**Directions for this task:** Copy every row below line for line, without any changes. Leave the pictures out of your copy.

--- START Records for processing ---

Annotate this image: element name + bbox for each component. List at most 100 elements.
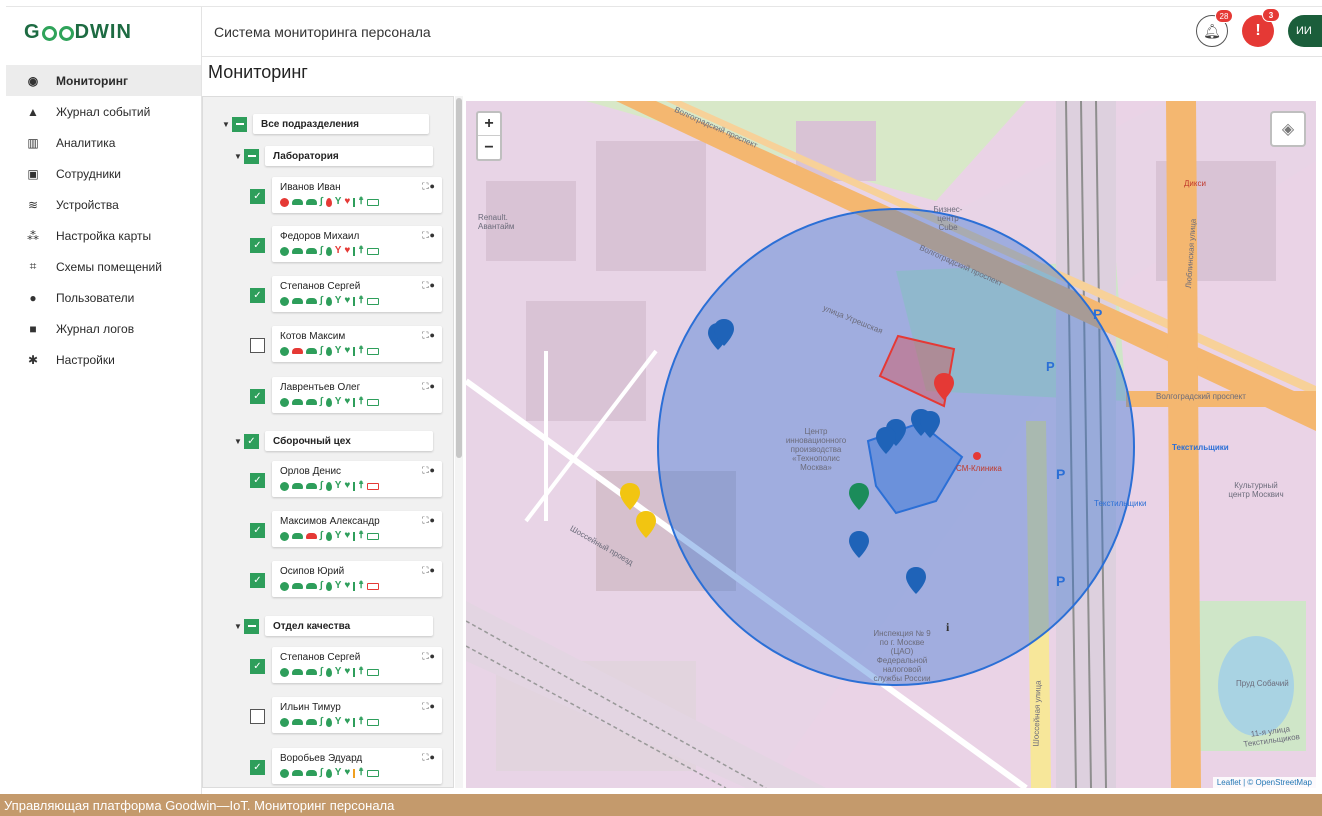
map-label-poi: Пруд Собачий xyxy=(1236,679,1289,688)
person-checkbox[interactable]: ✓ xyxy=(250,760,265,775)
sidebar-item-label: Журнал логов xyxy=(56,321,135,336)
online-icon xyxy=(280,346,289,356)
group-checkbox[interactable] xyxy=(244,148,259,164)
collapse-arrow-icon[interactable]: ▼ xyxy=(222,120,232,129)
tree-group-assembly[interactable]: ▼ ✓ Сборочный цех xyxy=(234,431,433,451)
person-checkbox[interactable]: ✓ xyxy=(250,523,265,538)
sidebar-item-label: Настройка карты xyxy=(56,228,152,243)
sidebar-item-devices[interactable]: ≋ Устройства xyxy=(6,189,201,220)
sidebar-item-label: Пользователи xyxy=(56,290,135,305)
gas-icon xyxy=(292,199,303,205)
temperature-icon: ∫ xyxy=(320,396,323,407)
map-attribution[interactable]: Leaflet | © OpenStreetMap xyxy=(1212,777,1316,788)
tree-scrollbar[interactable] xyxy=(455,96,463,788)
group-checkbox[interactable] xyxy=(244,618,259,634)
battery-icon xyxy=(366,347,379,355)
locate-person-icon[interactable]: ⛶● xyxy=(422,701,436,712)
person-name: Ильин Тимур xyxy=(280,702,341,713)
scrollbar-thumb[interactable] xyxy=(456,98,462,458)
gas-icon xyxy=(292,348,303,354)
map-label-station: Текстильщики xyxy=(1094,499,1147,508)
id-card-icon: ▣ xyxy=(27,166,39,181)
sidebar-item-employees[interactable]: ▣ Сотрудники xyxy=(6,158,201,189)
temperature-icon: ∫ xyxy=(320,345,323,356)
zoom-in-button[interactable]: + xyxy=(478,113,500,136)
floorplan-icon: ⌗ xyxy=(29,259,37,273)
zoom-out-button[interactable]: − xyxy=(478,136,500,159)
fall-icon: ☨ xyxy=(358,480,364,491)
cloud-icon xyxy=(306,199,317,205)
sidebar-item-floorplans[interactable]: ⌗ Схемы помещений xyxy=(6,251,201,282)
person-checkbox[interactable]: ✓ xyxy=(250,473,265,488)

--- END Records for processing ---

**Exercise response:**
Annotate this image: element name + bbox for each component. List at most 100 elements.
map-label-poi: Пруд Собачий xyxy=(1236,679,1289,688)
person-checkbox[interactable]: ✓ xyxy=(250,760,265,775)
sidebar-item-label: Журнал логов xyxy=(56,321,135,336)
online-icon xyxy=(280,346,289,356)
group-checkbox[interactable] xyxy=(244,148,259,164)
collapse-arrow-icon[interactable]: ▼ xyxy=(222,120,232,129)
tree-group-assembly[interactable]: ▼ ✓ Сборочный цех xyxy=(234,431,433,451)
person-checkbox[interactable]: ✓ xyxy=(250,523,265,538)
sidebar-item-label: Настройка карты xyxy=(56,228,152,243)
sidebar-item-devices[interactable]: ≋ Устройства xyxy=(6,189,201,220)
sidebar-item-label: Пользователи xyxy=(56,290,135,305)
gas-icon xyxy=(292,199,303,205)
temperature-icon: ∫ xyxy=(320,396,323,407)
map-attribution[interactable]: Leaflet | © OpenStreetMap xyxy=(1212,777,1316,788)
tree-scrollbar[interactable] xyxy=(455,96,463,788)
group-checkbox[interactable] xyxy=(244,618,259,634)
battery-icon xyxy=(366,347,379,355)
locate-person-icon[interactable]: ⛶● xyxy=(422,701,436,712)
person-name: Ильин Тимур xyxy=(280,702,341,713)
scrollbar-thumb[interactable] xyxy=(456,98,462,458)
gas-icon xyxy=(292,348,303,354)
map-label-station: Текстильщики xyxy=(1094,499,1147,508)
id-card-icon: ▣ xyxy=(27,166,39,181)
sidebar-item-employees[interactable]: ▣ Сотрудники xyxy=(6,158,201,189)
temperature-icon: ∫ xyxy=(320,345,323,356)
zoom-in-button[interactable]: + xyxy=(478,113,500,136)
floorplan-icon: ⌗ xyxy=(29,259,37,273)
zoom-out-button[interactable]: − xyxy=(478,136,500,159)
fall-icon: ☨ xyxy=(358,480,364,491)
cloud-icon xyxy=(306,199,317,205)
sidebar-item-floorplans[interactable]: ⌗ Схемы помещений xyxy=(6,251,201,282)
person-checkbox[interactable]: ✓ xyxy=(250,473,265,488)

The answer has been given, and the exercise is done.